(Rows from a dataset)
┄┄┄┄┄┄

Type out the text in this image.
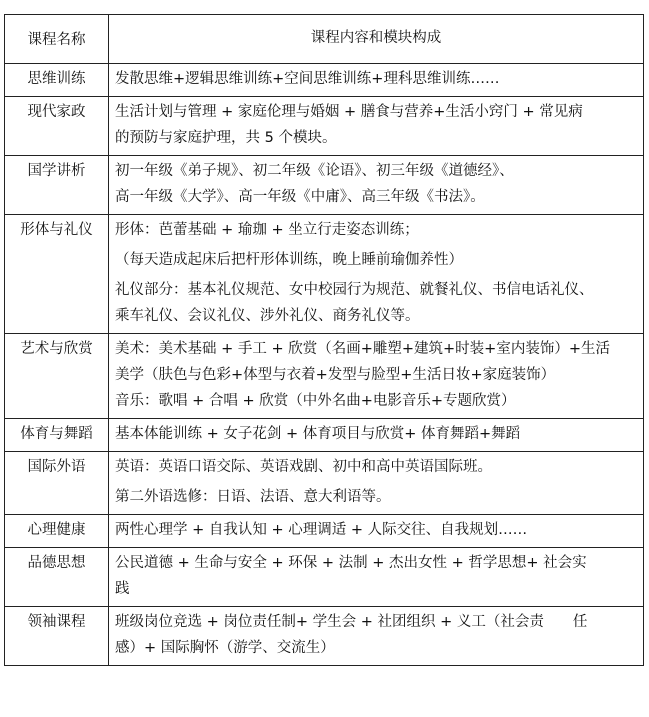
课程名称	课程内容和模块构成
思维训练	发散思维+逻辑思维训练+空间思维训练+理科思维训练……

现代家政	生活计划与管理 + 家庭伦理与婚姻 + 膳食与营养+生活小窍门 + 常见病
的预防与家庭护理，共 5 个模块。

国学讲析	初一年级《弟子规》、初二年级《论语》、初三年级《道德经》、
高一年级《大学》、高一年级《中庸》、高三年级《书法》。

形体与礼仪	形体：芭蕾基础 + 瑜珈 + 坐立行走姿态训练；
（每天造成起床后把杆形体训练，晚上睡前瑜伽养性）
礼仪部分：基本礼仪规范、女中校园行为规范、就餐礼仪、书信电话礼仪、
乘车礼仪、会议礼仪、涉外礼仪、商务礼仪等。

艺术与欣赏	美术：美术基础 + 手工 + 欣赏（名画+雕塑+建筑+时装+室内装饰）+生活
美学（肤色与色彩+体型与衣着+发型与脸型+生活日妆+家庭装饰）
音乐：歌唱 + 合唱 + 欣赏（中外名曲+电影音乐+专题欣赏）

体育与舞蹈	基本体能训练 + 女子花剑 + 体育项目与欣赏+ 体育舞蹈+舞蹈

国际外语	英语：英语口语交际、英语戏剧、初中和高中英语国际班。
第二外语选修：日语、法语、意大利语等。

心理健康	两性心理学 + 自我认知 + 心理调适 + 人际交往、自我规划……

品德思想	公民道德 + 生命与安全 + 环保 + 法制 + 杰出女性 + 哲学思想+ 社会实
践

领袖课程	班级岗位竞选 + 岗位责任制+ 学生会 + 社团组织 + 义工（社会责　　任
感）+ 国际胸怀（游学、交流生）
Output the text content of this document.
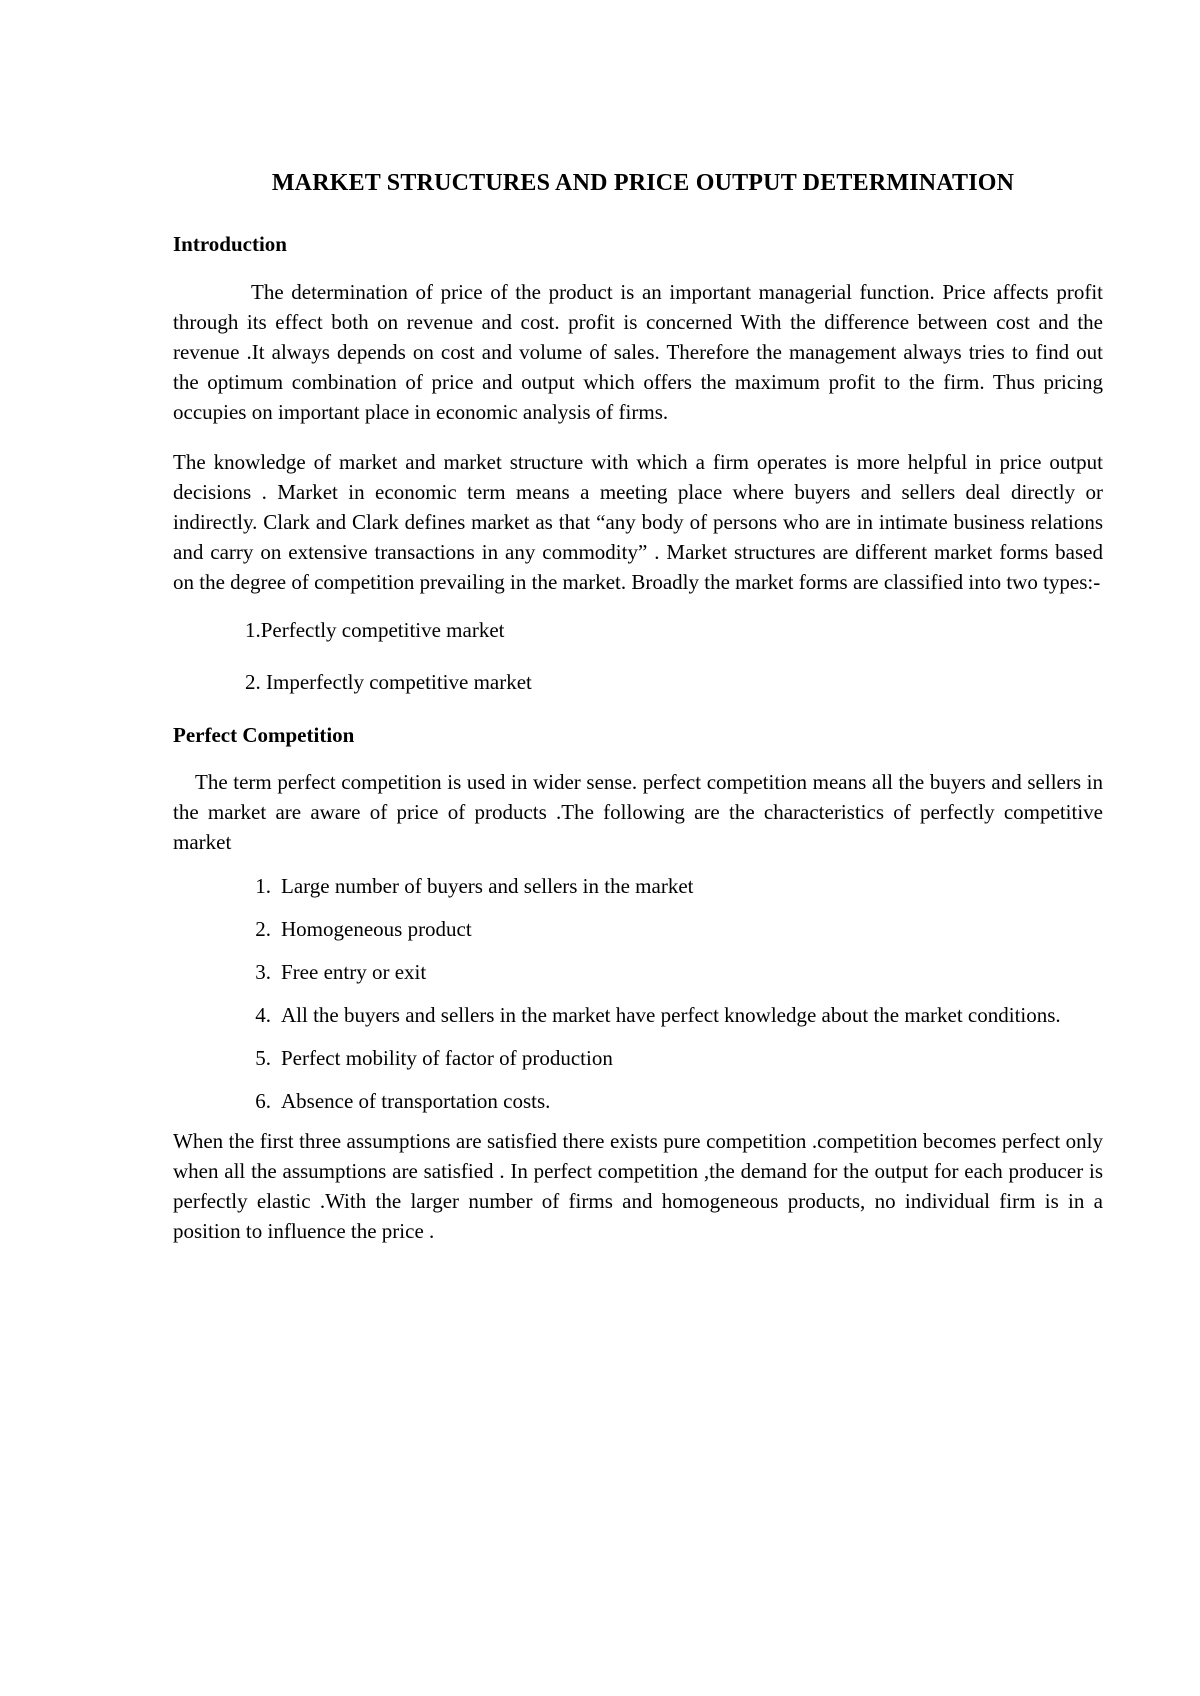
MARKET STRUCTURES AND PRICE OUTPUT DETERMINATION
Introduction

The determination of price of the product is an important managerial function. Price affects profit through its effect both on revenue and cost. profit is concerned With the difference between cost and the revenue .It always depends on cost and volume of sales. Therefore the management always tries to find out the optimum combination of price and output which offers the maximum profit to the firm. Thus pricing occupies on important place in economic analysis of firms.

The knowledge of market and market structure with which a firm operates is more helpful in price output decisions . Market in economic term means a meeting place where buyers and sellers deal directly or indirectly. Clark and Clark defines market as that “any body of persons who are in intimate business relations and carry on extensive transactions in any commodity” . Market structures are different market forms based on the degree of competition prevailing in the market. Broadly the market forms are classified into two types:-

1.Perfectly competitive market
2. Imperfectly competitive market
Perfect Competition

The term perfect competition is used in wider sense. perfect competition means all the buyers and sellers in the market are aware of price of products .The following are the characteristics of perfectly competitive market

1. Large number of buyers and sellers in the market
2. Homogeneous product
3. Free entry or exit
4. All the buyers and sellers in the market have perfect knowledge about the market conditions.
5. Perfect mobility of factor of production
6. Absence of transportation costs.

When the first three assumptions are satisfied there exists pure competition .competition becomes perfect only when all the assumptions are satisfied . In perfect competition ,the demand for the output for each producer is perfectly elastic .With the larger number of firms and homogeneous products, no individual firm is in a position to influence the price .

┄┄┄┄┄┄

### SET PROBLEM
Every line holding "means" should be copied out.

### FINAL ANSWER
The knowledge of market and market structure with which a firm operates is more helpful in price output decisions . Market in economic term means a meeting place where buyers and sellers deal directly or indirectly. Clark and Clark defines market as that “any body of persons who are in intimate business relations and carry on extensive transactions in any commodity” . Market structures are different market forms based on the degree of competition prevailing in the market. Broadly the market forms are classified into two types:-
The term perfect competition is used in wider sense. perfect competition means all the buyers and sellers in the market are aware of price of products .The following are the characteristics of perfectly competitive market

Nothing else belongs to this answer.